> _TRECHO DE TEXTO_

****

Queda da ‘Lei 100’ cria instabilidade na categoria, que marca para 15 de maio assembleia em que pode ser decidido pela greve
Professores da rede estadual de ensino realizam assembleia para discutir consequências quanto a inconstitucionalidade da Lei Complementar 100, que efetivou milhares de servidores públicos em Minas Gerais em 2007, e foi derrubada recentemente no STF. A categoria cobra posicionamento do Governo Estadual sobre o que vai acontecer de fato com os profissionais que estavam efetivados por conta da lei, o que pode ser feito para não prejudicar aqueles que, segundo os sindicalistas, confiaram no governo e poderão ser demitidos. O assunto continua sendo debatido, e no dia 15 de maio terá mais um encontro.
De acordo com a diretora regional do Sind-UTE em Uberaba, Maria Helena Gabriel, a indignação dos trabalhadores em Educação do Estado está aumentando. Já foi protocolado no governo, por meio dos deputados, pedido para reunião com a secretária estadual de Educação, para responder às perguntas feitas pelos professores, envolvendo a queda da LC 100. “Até o momento, o governo não se mostrou disponível para marcar reunião com a categoria, deixando todos preocupados, em uma situação desconfortável, sem saber como o governo vai agir com os profissionais que perderam a estabilidade com a derrubada da lei”, explica Maria Helena.

****

> _MATERIAL APRESENTADO_
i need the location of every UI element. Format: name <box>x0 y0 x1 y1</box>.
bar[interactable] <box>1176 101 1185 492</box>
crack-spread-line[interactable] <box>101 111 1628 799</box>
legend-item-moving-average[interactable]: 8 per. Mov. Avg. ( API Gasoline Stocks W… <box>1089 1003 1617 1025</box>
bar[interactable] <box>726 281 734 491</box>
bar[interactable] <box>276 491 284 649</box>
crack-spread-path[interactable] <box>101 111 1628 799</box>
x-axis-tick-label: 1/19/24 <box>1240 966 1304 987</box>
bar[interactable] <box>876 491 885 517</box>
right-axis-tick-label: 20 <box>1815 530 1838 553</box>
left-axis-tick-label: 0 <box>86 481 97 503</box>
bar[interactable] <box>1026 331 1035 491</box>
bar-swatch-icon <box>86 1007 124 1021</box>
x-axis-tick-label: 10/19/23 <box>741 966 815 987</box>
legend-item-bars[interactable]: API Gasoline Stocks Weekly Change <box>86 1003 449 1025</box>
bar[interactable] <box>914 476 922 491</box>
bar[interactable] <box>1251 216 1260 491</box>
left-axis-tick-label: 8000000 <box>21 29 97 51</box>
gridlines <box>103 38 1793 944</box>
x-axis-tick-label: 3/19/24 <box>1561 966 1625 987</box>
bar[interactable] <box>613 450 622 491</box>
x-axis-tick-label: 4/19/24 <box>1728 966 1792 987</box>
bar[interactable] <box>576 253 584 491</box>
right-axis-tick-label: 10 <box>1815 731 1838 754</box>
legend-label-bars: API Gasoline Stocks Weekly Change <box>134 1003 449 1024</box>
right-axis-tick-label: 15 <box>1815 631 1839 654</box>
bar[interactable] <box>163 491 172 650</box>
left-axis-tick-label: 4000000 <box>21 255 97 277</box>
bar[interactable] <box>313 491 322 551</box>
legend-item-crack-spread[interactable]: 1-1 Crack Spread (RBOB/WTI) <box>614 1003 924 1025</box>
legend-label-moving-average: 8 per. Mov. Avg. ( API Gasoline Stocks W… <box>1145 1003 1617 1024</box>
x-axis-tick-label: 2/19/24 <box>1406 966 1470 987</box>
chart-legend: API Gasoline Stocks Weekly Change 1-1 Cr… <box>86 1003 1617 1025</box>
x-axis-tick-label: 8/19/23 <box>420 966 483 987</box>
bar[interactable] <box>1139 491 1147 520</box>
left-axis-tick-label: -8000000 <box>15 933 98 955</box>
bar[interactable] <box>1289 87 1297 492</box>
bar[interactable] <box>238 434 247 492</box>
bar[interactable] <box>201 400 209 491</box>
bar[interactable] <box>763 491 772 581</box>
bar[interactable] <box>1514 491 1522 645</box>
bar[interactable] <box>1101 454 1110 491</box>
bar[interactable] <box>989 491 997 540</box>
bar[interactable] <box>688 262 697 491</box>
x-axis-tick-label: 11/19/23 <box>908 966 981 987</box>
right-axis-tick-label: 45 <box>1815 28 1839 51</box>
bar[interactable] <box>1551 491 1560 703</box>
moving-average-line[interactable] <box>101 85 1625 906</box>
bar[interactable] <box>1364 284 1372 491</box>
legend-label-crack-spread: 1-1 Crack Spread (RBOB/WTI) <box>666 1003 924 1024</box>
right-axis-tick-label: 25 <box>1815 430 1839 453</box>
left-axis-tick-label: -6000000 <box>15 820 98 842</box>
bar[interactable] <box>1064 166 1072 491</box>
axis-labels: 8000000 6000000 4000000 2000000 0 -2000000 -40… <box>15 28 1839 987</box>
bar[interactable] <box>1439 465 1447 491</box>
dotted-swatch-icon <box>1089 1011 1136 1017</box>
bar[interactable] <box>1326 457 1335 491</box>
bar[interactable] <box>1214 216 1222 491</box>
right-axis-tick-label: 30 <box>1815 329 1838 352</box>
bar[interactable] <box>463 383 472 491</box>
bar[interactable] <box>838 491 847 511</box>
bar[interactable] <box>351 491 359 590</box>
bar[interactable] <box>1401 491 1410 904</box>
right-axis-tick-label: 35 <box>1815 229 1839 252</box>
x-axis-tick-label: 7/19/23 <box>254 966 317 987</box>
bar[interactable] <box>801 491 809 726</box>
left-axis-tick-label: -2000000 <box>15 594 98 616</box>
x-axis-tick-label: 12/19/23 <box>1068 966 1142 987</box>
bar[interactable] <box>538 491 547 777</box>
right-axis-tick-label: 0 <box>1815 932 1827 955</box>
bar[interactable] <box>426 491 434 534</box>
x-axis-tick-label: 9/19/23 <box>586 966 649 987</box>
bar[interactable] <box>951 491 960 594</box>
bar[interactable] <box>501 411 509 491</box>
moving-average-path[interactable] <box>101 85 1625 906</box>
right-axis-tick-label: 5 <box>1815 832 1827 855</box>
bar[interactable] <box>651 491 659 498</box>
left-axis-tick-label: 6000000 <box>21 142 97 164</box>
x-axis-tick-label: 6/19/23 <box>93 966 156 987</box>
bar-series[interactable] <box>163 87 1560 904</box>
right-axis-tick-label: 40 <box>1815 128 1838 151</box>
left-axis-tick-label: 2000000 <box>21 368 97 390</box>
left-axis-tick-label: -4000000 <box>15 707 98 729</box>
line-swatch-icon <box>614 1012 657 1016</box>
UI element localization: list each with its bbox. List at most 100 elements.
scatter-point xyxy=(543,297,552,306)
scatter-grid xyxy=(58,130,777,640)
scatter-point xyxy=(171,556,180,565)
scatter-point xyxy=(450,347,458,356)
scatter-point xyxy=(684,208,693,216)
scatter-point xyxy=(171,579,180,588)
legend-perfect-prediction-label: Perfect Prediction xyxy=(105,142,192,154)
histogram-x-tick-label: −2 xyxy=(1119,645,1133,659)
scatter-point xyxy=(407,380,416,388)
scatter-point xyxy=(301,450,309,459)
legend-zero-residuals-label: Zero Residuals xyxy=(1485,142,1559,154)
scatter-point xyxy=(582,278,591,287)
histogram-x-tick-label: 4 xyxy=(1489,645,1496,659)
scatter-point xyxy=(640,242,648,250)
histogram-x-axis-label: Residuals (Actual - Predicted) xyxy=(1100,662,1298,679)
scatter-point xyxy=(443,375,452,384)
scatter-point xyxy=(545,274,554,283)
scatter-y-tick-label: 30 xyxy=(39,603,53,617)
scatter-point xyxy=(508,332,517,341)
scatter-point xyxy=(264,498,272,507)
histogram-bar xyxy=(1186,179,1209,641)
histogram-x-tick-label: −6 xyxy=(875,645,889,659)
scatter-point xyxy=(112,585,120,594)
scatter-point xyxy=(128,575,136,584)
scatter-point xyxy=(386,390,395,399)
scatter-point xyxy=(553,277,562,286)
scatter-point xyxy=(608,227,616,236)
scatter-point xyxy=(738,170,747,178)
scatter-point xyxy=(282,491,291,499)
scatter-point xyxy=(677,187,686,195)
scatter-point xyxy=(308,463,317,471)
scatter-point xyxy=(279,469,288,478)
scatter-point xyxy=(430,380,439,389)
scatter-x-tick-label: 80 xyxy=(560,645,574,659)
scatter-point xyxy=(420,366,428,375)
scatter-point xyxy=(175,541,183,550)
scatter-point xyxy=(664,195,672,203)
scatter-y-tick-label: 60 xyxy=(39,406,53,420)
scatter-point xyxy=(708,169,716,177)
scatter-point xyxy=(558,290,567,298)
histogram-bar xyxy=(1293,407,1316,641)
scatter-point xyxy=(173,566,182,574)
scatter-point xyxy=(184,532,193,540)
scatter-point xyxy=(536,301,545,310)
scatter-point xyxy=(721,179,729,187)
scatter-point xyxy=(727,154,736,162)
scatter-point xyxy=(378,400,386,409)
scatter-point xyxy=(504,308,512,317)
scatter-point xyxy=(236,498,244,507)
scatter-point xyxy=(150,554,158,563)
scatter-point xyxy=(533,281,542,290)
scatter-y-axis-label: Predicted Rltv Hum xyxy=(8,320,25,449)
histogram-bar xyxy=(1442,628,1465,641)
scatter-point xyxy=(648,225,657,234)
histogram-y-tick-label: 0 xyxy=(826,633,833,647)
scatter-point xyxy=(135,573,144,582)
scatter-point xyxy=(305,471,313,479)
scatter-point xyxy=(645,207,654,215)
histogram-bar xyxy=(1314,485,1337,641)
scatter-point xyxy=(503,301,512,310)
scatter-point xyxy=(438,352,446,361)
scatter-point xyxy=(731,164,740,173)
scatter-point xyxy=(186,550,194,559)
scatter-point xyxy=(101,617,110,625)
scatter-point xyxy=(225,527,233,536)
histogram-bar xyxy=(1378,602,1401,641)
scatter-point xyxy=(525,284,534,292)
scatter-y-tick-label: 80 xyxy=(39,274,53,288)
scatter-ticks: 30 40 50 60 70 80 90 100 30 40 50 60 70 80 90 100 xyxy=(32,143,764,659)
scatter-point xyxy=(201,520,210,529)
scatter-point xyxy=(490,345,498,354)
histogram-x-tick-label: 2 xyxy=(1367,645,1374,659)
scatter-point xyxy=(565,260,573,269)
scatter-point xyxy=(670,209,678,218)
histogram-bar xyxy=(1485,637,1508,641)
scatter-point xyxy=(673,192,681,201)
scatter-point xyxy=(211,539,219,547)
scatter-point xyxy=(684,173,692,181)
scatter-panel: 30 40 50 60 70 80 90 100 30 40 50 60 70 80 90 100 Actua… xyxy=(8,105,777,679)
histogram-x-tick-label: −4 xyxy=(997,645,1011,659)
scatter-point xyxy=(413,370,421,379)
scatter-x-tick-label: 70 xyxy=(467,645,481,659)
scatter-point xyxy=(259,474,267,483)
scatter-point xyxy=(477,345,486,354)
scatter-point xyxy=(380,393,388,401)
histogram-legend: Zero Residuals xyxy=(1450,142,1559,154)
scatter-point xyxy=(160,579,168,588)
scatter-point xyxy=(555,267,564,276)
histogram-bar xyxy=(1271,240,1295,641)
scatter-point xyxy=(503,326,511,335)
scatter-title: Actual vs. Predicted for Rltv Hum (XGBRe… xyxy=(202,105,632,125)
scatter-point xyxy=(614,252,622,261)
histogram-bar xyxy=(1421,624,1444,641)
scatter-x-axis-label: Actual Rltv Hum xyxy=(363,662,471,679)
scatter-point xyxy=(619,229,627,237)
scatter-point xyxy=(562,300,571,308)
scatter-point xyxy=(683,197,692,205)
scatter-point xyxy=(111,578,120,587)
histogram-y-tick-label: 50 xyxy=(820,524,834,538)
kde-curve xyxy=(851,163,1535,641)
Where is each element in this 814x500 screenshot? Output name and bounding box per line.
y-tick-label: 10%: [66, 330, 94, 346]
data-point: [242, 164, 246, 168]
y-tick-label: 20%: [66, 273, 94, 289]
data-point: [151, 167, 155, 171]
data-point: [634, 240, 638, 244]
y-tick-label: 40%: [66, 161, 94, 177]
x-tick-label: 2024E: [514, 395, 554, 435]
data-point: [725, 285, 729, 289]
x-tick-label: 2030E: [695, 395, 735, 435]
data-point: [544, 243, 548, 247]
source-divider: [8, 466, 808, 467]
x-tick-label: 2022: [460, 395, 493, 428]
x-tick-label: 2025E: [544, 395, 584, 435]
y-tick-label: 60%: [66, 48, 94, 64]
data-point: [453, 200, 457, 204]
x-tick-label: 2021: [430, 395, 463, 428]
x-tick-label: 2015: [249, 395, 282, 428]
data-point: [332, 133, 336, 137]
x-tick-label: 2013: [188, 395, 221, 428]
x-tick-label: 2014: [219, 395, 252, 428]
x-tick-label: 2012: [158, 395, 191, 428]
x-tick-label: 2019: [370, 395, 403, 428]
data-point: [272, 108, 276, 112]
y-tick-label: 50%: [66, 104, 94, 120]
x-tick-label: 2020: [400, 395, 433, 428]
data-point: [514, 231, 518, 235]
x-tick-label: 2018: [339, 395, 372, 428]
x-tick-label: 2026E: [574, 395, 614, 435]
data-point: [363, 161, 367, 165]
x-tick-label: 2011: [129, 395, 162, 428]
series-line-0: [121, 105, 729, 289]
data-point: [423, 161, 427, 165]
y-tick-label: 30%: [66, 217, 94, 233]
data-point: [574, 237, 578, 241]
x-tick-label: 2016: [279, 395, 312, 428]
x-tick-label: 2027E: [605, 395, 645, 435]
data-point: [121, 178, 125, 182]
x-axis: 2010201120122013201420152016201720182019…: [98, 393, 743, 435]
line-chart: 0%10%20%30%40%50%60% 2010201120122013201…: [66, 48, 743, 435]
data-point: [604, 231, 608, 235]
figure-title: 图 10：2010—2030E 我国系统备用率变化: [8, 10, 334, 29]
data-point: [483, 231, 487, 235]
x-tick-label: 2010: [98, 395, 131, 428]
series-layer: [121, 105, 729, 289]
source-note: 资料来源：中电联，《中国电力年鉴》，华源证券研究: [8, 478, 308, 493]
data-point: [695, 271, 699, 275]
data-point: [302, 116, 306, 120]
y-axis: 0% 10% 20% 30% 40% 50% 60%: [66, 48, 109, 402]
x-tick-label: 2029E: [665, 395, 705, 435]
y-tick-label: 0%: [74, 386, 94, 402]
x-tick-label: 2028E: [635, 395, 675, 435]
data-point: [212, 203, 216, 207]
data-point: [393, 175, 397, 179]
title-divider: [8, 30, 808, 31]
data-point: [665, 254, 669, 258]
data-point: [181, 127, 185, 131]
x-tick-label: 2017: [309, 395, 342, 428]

****

> _TAREFAS PROPOSTAS_
(a) Responda, com base no texto sobre a Lei 100:
(i) Em que ano a Lei Complementar 100 efetivou milhares de servidores públicos em Minas Gerais?
(ii) Em que dia haverá mais um encontro da categoria?
(iii) Que cargo Maria Helena Gabriel ocupa?
(b) Escreva a continuação do texto sobre a Lei 100 a partir da última frase apresentada.
O material não tem relação com o texto sobre a Lei 100.

> _RESPOSTAS DO EXERCÍCIO_
(a)
(i) Em 2007.
(ii) No dia 15 de maio.
(iii) Ela é diretora regional do Sind-UTE em Uberaba.

(b)
No próximo encontro da categoria, no dia 15 de maio, será discutida a possibilidade de greve para que o Governo negocie com os trabalhadores. De acordo com ela, é importante essa conversa, pois todos estão em dúvida sobre os resultados da queda da legislação. Por outro lado, estão esperando também a publicação do acórdão do Supremo Tribunal Federal, pois a partir do que estiver determinado é que será possível tomar providências. “Enquanto isto não acontece, gostaríamos que o governo respondesse às infinitas perguntas da categoria”, afirma a sindicalista.
Até o momento, os 96 mil professores que foram beneficiados com a Lei 100 estão trabalhando nas escolas, mas não sabem se continuarão com as atividades já que não são efetivados e nem mesmo contratados. “O desespero destes professores, preocupados com a possibilidade de perder o emprego, é grande, pois não se trata apenas deste profissional, mas sim da família dele. O que não entendemos é por que o governo não conversa com a categoria. Queremos e precisamos de uma resposta”, afirma.